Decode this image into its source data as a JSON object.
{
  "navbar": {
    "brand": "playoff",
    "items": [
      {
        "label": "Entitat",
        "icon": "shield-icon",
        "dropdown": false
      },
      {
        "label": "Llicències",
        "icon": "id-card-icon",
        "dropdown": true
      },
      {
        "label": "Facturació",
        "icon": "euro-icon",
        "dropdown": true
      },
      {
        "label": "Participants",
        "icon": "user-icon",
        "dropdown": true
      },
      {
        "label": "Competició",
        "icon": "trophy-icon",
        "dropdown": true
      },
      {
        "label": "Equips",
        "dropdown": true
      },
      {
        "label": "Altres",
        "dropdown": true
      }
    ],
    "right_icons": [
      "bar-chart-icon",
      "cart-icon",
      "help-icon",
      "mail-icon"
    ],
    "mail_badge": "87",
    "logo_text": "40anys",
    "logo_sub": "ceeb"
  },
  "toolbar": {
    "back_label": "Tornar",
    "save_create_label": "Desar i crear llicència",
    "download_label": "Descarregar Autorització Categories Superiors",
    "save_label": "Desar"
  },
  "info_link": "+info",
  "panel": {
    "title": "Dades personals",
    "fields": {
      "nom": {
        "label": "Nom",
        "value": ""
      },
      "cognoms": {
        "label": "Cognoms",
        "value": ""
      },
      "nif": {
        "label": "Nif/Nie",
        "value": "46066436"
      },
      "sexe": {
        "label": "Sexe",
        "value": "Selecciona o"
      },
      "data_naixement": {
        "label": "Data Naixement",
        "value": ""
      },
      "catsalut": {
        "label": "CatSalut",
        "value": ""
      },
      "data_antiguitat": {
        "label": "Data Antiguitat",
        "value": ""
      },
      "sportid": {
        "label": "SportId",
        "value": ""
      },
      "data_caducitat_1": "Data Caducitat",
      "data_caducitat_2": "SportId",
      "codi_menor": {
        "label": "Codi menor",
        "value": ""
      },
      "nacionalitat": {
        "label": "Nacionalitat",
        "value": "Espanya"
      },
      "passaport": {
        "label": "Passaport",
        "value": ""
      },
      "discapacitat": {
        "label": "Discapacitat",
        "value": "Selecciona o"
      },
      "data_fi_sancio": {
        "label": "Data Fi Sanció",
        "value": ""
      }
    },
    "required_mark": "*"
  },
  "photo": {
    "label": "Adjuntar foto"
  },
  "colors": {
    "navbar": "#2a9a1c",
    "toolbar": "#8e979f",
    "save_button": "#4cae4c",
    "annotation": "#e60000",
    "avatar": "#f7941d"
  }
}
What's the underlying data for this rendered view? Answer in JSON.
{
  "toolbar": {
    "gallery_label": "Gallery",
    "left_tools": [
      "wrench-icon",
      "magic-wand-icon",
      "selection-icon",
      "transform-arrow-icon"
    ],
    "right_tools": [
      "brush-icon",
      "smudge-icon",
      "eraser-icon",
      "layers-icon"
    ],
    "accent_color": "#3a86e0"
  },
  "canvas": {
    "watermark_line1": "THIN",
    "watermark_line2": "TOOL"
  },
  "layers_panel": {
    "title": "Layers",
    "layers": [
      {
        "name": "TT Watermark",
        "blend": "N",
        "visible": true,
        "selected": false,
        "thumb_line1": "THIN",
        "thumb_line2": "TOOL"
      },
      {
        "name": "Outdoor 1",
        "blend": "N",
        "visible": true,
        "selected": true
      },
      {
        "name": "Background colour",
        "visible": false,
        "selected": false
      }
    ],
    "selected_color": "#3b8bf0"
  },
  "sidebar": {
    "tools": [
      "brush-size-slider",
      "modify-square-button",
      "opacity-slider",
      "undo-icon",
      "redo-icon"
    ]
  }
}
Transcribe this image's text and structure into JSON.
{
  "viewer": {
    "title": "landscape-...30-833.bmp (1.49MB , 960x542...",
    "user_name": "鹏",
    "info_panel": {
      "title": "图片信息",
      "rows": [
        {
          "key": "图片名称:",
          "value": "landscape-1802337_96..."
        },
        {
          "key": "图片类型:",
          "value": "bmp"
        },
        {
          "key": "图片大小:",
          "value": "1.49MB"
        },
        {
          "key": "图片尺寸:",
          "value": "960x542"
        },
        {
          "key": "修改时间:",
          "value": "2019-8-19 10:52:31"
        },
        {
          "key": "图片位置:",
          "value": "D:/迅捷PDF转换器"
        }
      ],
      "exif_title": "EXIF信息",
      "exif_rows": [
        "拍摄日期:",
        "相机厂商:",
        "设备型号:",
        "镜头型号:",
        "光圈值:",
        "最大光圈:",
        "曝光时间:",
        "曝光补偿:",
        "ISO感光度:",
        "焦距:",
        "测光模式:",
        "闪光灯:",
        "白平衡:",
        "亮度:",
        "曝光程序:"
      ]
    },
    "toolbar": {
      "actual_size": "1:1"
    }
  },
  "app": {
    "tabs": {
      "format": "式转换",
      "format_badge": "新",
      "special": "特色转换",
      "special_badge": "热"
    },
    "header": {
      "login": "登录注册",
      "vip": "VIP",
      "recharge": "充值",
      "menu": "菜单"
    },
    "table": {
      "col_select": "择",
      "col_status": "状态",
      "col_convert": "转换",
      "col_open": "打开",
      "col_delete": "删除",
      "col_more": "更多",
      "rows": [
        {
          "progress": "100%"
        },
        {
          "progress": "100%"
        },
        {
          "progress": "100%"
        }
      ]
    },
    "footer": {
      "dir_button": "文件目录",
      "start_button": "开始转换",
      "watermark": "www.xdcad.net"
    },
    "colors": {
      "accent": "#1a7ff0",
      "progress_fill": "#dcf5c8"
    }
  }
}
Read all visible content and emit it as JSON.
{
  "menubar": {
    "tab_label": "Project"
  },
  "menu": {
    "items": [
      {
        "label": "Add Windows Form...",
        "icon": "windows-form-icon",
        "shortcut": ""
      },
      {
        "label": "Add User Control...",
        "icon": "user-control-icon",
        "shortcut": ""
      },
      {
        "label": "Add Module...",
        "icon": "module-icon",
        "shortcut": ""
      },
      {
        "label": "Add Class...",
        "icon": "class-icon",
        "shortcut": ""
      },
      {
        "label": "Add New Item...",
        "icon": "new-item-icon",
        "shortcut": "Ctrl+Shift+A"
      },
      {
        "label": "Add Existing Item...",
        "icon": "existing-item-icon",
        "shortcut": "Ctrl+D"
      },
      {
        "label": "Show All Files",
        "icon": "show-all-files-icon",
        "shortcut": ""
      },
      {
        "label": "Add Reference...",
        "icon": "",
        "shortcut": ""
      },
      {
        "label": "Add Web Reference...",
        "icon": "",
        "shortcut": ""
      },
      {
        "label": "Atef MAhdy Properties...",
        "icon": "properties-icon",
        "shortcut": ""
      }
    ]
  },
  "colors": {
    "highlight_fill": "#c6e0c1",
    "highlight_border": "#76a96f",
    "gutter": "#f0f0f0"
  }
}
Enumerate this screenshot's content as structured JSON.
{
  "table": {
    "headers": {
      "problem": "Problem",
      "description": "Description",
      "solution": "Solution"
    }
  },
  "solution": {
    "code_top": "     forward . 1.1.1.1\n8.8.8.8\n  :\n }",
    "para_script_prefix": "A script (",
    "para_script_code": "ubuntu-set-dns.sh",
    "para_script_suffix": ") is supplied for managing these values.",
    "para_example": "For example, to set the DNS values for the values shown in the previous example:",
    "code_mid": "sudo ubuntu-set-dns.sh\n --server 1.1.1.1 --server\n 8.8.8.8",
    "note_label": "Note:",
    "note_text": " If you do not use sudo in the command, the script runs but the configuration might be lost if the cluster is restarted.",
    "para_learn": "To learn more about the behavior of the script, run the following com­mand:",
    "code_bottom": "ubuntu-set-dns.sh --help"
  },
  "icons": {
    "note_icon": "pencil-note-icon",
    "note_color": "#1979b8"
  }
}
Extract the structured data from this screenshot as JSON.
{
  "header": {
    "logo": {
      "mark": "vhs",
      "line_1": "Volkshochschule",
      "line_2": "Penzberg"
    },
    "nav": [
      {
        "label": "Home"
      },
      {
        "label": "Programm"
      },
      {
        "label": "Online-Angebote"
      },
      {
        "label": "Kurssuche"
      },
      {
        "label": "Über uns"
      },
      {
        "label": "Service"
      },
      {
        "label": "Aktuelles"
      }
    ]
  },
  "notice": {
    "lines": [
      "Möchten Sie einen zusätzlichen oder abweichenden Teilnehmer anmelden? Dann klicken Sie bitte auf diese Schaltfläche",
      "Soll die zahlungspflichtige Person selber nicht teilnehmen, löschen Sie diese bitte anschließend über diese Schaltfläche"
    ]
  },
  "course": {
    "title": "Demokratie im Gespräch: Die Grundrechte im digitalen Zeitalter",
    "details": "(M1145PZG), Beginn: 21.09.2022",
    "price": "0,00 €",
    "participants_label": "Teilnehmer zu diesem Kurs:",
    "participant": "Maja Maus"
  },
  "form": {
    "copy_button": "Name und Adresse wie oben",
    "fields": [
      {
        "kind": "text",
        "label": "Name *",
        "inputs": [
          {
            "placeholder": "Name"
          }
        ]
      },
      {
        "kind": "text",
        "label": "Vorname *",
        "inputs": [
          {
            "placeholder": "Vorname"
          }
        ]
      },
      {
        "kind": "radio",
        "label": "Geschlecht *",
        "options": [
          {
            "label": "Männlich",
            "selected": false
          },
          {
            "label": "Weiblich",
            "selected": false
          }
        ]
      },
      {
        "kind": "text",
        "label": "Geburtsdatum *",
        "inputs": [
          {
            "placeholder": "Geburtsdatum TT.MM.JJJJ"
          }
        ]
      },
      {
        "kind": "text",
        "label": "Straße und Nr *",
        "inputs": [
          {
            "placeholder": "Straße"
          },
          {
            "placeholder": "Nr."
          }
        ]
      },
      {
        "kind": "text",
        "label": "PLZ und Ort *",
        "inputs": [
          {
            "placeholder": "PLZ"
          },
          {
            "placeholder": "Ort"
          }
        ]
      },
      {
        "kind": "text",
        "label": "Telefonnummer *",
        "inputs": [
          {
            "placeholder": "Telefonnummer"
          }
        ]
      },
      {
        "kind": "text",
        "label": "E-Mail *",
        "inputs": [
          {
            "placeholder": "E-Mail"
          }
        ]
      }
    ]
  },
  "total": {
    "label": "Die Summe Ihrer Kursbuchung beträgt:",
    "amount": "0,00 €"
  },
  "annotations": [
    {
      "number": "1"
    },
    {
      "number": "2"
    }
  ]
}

■ Exercise goal: Report every line in the data above in which the word "Geburtsdatum" appears.

■ Output of the exercise:
        "label": "Geburtsdatum *",
            "placeholder": "Geburtsdatum TT.MM.JJJJ"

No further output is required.